━━ Given data

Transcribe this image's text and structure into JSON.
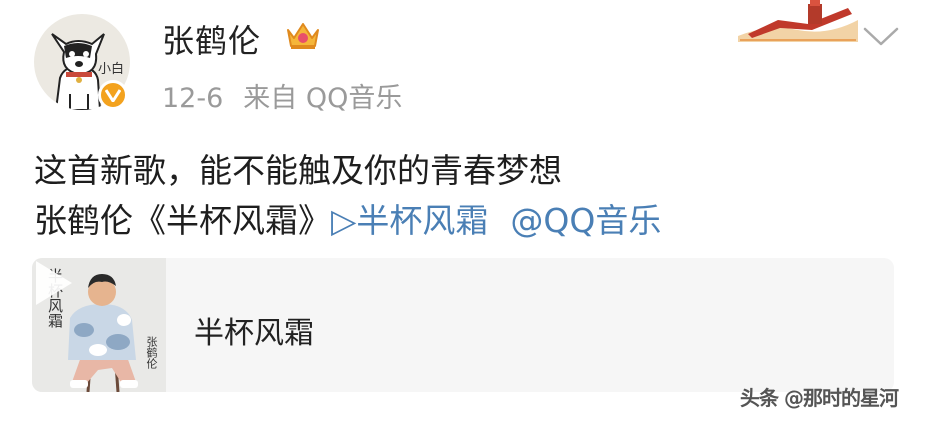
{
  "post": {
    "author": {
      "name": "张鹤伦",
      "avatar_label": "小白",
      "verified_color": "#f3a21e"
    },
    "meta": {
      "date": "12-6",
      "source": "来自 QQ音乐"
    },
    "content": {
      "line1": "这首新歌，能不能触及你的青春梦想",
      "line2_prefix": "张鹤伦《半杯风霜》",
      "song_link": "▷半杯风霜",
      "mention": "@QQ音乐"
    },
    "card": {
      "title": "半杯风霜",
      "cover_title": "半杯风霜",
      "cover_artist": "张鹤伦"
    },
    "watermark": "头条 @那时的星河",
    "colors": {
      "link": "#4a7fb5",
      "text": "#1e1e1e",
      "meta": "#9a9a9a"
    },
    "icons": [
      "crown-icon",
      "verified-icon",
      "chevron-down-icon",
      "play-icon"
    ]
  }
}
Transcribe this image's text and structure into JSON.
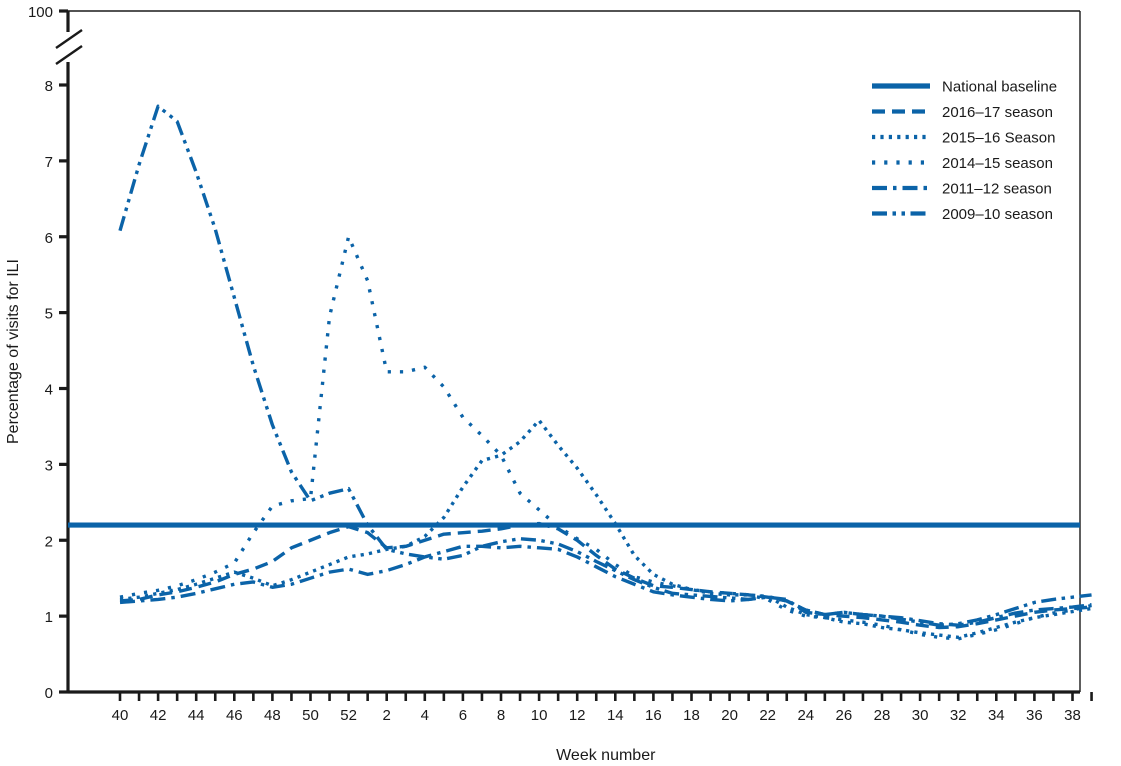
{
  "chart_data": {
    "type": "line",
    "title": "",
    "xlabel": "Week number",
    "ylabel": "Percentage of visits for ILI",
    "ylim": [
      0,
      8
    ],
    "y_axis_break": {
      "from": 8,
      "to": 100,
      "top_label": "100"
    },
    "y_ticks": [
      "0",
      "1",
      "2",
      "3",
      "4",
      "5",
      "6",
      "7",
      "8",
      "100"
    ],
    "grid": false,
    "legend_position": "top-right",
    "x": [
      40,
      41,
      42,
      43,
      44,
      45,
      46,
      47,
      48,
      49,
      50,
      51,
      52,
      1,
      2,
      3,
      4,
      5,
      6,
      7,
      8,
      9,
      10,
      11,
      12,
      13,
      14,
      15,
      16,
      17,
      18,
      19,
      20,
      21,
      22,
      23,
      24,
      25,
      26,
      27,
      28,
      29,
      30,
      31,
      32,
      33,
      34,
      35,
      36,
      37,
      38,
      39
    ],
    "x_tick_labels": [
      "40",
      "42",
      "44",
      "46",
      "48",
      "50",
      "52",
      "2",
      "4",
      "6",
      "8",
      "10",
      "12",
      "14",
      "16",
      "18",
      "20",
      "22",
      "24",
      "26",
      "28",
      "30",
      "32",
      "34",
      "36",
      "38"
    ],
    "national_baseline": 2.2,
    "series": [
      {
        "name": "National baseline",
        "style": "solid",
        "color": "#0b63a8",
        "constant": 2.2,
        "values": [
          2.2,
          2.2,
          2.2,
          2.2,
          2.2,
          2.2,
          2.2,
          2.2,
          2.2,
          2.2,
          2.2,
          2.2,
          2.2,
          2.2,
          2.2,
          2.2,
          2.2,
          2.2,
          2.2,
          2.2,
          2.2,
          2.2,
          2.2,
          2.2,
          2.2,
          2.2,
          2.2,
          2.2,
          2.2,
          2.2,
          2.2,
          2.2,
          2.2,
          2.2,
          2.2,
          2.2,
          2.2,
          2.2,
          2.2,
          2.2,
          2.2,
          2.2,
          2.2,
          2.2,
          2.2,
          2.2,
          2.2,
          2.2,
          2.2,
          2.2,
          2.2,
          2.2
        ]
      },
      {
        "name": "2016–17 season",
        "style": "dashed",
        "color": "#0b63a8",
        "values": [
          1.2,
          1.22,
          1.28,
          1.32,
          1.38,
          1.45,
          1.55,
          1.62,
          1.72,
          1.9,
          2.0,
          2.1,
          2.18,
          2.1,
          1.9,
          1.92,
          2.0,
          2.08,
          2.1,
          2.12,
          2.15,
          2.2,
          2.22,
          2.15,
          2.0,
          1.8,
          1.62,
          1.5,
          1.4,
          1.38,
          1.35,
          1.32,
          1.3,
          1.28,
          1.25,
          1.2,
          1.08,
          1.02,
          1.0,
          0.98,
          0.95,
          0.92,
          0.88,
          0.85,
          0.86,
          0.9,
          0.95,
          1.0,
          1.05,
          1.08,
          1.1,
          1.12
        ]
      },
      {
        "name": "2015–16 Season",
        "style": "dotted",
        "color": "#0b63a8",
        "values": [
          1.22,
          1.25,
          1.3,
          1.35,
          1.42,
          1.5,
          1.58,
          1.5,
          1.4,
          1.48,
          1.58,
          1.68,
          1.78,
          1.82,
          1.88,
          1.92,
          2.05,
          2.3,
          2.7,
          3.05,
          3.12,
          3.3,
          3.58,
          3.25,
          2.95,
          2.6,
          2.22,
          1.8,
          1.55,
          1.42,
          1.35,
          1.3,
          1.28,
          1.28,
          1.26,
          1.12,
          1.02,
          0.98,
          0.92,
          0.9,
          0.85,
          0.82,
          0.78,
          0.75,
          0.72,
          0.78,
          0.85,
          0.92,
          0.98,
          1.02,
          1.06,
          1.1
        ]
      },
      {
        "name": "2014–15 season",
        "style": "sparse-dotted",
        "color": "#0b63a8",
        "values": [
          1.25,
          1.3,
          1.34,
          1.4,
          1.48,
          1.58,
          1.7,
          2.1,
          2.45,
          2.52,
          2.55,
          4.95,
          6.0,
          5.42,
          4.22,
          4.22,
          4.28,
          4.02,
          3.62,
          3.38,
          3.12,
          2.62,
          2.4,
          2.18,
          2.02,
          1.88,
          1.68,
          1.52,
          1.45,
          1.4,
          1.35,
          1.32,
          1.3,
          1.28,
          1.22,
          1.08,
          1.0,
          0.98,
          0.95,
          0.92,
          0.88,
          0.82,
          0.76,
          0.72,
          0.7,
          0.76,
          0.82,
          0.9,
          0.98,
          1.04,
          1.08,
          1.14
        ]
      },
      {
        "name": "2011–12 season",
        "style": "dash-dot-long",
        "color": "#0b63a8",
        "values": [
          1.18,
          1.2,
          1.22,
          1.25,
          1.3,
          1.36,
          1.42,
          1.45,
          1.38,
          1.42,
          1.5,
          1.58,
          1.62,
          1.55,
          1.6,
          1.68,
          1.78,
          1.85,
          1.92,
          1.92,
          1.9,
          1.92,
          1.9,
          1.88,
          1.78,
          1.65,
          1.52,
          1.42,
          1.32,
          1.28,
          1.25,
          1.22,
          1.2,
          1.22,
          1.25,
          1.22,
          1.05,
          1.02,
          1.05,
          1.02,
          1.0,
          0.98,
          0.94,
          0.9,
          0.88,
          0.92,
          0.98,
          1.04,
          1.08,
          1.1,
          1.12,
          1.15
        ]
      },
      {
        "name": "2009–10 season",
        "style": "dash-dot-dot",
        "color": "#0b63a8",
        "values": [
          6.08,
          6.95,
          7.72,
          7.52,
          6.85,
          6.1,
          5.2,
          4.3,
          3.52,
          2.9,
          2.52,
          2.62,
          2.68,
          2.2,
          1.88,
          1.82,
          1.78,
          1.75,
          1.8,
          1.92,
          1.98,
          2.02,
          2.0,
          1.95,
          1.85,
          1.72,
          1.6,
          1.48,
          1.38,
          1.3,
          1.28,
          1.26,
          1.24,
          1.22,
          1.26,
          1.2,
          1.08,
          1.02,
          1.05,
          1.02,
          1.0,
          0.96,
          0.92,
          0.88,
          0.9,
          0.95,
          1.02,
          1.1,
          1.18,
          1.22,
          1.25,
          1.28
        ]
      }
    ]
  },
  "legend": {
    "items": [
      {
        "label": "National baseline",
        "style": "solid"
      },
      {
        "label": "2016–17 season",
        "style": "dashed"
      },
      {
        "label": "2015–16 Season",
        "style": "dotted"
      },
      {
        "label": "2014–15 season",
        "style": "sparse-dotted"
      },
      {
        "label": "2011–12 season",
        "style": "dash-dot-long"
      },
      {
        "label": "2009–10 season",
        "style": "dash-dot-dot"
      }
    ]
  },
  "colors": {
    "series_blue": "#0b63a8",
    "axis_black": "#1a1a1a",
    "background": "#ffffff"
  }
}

━━━━
━━ Given data

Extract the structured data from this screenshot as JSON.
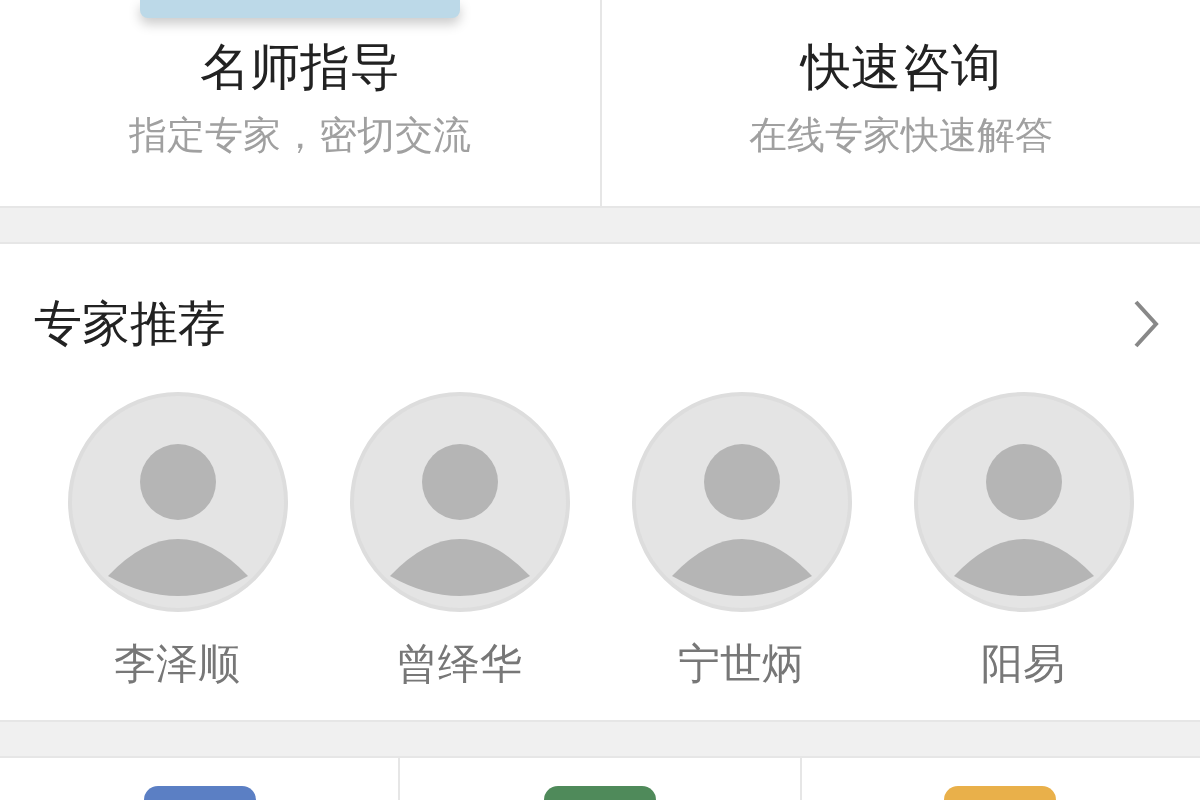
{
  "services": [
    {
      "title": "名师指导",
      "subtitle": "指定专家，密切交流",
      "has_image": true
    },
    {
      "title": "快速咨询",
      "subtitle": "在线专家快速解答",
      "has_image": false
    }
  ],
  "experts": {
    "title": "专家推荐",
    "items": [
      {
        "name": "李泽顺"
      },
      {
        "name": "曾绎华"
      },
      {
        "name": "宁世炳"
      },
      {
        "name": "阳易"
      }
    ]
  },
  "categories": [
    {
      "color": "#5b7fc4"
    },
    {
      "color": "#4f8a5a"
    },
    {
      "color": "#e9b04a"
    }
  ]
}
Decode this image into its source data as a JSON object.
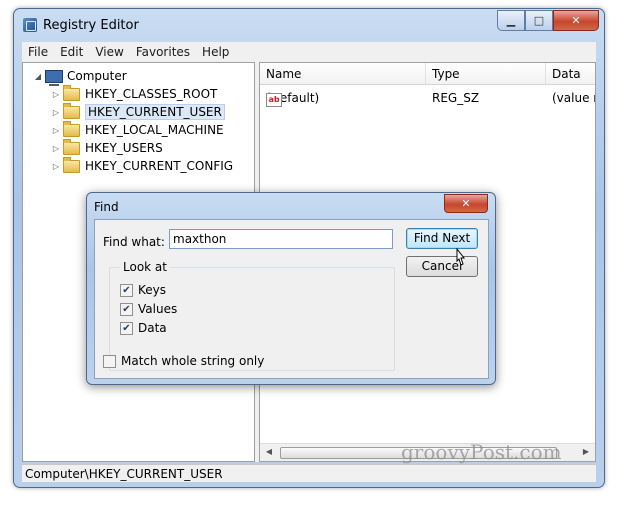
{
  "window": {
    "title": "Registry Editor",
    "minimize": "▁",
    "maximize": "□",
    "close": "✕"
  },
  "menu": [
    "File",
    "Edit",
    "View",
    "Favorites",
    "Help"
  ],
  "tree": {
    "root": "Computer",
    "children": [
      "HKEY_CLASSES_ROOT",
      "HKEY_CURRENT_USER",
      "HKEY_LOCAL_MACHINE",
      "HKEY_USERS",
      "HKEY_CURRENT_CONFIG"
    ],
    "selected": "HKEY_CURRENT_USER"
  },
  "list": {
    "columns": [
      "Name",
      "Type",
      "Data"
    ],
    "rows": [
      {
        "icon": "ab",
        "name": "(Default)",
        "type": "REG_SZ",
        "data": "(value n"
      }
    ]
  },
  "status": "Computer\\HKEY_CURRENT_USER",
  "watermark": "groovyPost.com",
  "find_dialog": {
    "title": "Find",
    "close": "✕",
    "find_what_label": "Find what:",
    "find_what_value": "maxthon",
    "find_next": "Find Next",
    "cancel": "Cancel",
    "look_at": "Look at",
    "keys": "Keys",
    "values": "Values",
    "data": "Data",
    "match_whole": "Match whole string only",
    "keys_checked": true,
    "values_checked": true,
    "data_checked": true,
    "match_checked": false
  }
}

━━━━

— Problem statement —
Using the entries above, return each line in which the word "this" occurs.

— Written reply —
Transcribe this image's text and structure into JSON.
Transcribe this image's text and structure into JSON.
Extract the structured data from this screenshot as JSON.
Decode this image into its source data as a JSON object.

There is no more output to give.